Requirements >>
a - Say whether each statement below agrees with the blog post about kids and their iThings. Answer yes or no for each, and quote the deciding words from the blog post. (i) The drive to the East building took ten minutes. (ii) The middle school girl looked up once she reached the bus stop. (iii) Flowering Buttercup was using her iThing after 6:00am.
b - Set down a passage of the blog post about kids and their iThings word for word. Begin at the words "Tuesday, February 5, 2013" and stop after "tiny little screen.".

Text block >>
-*-

Tuesday, February 5, 2013

Looking Up


This morning, I sat next to Flowering Buttercup in the van on the way to Seminary.  She was already deeply entranced by the little iThing in her hand, and it was not yet even 6:00am.  We drove the ten minutes to the East building without saying a word and she never looked up from that tiny little screen.  

On the way home from taking one of the other kids to school, I noticed a middle school aged girl walking to the bus stop from her house, the same familiar little iThing in her hand.  She didn't look up from that thing even when she arrived at the bus stop, and I'm not sure that she noticed the handful of other kids who were already gathered.  I wondered if she's ever talked to them?  I wondered if bus rides to school are now eerily silent with iThings replacing that archaic conversation we used to have as teenagers.   I wondered what all those kids who don't have iThings do while they're walking?  Are they socially unacceptable because they make eye contact?  Is it a whole new level of insecurity to not have texts to check or statuses to update?

-*-

Records provided >>
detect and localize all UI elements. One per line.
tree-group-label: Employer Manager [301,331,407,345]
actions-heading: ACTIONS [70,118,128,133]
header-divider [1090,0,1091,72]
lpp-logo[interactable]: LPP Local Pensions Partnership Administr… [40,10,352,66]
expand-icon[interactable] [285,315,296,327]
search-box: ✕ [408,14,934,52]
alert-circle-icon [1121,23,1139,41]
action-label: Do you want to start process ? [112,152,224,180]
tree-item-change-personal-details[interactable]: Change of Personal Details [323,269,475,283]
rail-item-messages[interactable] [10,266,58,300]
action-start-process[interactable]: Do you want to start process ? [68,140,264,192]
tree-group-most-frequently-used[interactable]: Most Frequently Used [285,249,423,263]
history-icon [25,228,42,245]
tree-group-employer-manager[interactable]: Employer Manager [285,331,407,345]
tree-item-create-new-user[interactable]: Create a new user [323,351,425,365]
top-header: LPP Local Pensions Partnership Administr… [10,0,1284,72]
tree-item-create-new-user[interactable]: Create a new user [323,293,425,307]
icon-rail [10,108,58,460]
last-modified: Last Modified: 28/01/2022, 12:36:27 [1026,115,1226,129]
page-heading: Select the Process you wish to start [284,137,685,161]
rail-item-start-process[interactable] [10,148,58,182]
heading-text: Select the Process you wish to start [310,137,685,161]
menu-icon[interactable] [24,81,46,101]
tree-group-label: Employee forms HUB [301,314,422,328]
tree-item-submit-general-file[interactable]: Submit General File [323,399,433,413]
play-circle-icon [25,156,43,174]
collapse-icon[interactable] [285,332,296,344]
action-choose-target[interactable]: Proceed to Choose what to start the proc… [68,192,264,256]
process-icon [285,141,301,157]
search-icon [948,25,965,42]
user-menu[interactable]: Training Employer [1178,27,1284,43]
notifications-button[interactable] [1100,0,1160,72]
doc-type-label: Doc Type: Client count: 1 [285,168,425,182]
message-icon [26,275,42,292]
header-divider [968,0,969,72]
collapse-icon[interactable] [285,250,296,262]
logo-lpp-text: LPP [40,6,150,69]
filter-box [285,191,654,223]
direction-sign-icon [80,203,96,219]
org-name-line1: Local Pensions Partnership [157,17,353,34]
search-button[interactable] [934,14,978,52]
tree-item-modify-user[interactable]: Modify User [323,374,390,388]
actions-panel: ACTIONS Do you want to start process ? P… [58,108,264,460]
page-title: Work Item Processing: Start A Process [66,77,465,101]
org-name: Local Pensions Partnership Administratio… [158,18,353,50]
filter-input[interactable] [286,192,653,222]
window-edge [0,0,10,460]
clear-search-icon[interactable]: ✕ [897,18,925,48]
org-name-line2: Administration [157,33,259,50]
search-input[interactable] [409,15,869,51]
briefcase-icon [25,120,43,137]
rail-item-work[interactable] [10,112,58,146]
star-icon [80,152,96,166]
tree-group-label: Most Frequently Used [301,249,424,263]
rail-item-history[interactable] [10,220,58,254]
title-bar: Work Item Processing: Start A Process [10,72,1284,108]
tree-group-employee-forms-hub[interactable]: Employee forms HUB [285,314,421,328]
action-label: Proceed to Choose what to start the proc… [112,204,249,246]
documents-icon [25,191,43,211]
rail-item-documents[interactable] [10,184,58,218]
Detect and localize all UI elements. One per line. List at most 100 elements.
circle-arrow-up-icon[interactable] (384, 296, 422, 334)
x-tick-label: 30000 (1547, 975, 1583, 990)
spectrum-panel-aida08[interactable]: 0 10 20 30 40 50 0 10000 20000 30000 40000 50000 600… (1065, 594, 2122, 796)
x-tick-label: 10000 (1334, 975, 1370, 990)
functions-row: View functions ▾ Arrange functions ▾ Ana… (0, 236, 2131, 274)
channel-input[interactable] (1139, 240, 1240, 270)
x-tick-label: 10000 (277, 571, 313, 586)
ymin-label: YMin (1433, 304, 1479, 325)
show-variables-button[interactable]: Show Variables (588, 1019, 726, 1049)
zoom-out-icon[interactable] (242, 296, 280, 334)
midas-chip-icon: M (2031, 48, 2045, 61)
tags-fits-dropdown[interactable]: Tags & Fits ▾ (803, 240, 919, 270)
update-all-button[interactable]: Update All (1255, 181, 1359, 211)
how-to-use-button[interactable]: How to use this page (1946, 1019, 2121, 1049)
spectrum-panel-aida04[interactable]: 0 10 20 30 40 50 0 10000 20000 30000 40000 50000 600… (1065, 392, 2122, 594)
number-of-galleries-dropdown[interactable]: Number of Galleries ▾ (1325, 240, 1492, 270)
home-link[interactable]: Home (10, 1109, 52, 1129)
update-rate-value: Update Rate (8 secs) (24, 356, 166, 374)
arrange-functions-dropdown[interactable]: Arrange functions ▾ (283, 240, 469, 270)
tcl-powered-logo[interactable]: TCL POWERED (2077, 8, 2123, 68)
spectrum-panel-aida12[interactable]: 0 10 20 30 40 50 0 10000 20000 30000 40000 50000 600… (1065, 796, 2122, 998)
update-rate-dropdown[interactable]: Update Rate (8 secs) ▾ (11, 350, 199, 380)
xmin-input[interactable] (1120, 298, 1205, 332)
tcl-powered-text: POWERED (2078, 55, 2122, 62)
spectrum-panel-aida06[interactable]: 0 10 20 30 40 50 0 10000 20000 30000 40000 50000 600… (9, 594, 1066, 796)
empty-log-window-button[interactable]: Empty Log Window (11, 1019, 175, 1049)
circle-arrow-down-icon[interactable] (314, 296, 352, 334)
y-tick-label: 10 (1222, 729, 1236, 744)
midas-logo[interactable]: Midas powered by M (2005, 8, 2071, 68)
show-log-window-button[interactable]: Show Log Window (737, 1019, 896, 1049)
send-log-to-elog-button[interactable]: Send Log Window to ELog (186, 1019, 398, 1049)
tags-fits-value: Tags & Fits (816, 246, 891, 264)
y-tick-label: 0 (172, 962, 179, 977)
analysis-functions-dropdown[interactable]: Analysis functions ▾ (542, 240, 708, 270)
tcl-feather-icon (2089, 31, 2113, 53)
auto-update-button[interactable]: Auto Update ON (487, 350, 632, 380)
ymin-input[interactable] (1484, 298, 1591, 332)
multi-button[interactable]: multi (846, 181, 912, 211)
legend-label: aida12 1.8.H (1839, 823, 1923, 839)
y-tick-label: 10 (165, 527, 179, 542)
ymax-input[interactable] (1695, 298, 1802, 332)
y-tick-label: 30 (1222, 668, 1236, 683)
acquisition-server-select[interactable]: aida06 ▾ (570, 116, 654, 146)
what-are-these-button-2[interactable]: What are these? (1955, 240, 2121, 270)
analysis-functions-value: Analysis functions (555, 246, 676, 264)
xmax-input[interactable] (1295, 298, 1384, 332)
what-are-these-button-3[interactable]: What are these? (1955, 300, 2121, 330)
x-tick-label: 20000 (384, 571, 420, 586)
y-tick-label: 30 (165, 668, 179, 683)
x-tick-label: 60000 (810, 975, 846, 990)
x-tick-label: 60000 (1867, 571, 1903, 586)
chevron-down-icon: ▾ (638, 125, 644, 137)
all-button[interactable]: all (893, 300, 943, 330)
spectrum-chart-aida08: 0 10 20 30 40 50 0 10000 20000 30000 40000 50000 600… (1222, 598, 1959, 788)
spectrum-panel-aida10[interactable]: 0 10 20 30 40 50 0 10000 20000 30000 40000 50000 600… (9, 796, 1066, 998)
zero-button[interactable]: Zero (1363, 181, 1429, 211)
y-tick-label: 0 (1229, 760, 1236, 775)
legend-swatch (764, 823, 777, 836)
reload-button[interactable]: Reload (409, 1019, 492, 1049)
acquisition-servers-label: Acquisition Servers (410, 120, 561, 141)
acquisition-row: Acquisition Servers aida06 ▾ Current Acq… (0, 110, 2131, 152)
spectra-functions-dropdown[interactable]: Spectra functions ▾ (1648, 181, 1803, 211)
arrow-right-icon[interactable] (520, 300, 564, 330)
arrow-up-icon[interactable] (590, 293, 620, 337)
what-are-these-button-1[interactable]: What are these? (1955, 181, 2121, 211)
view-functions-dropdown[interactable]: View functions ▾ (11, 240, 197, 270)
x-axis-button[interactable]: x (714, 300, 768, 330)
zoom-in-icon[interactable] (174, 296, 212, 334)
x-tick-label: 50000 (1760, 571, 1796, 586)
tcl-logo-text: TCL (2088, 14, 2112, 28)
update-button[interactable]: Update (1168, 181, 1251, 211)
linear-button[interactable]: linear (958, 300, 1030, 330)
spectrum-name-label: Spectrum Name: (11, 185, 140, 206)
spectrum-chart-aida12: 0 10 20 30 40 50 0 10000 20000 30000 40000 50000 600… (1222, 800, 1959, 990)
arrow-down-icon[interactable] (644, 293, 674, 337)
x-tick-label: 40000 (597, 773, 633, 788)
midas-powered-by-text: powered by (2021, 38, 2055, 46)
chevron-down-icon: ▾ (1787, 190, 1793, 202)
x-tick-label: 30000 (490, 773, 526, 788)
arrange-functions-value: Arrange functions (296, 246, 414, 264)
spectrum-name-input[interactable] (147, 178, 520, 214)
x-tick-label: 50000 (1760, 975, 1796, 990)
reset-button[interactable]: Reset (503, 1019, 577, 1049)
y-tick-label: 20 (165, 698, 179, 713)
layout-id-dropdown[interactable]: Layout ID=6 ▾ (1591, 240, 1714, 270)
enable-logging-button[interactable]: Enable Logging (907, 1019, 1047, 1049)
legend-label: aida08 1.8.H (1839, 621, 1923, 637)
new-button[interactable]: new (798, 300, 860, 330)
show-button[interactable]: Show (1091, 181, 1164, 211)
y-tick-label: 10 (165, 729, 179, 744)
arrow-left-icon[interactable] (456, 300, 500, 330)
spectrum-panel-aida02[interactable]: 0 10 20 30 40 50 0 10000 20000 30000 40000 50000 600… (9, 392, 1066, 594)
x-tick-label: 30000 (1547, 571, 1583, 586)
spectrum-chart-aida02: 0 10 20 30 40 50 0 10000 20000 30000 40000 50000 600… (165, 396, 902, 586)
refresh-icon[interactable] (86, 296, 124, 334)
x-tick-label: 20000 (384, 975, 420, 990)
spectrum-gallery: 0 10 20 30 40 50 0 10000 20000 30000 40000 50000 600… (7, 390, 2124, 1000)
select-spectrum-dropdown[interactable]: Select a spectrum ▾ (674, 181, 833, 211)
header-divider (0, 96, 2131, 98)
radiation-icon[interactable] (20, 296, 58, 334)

-*-

Task-by-task answers >>
a -
(i) Yes: "We drove the ten minutes to the East building without saying a word"
(ii) No: "She didn't look up from that thing even when she arrived at the bus stop"
(iii) No: "it was not yet even 6:00am"

b -
Tuesday, February 5, 2013

Looking Up


This morning, I sat next to Flowering Buttercup in the van on the way to Seminary.  She was already deeply entranced by the little iThing in her hand, and it was not yet even 6:00am.  We drove the ten minutes to the East building without saying a word and she never looked up from that tiny little screen.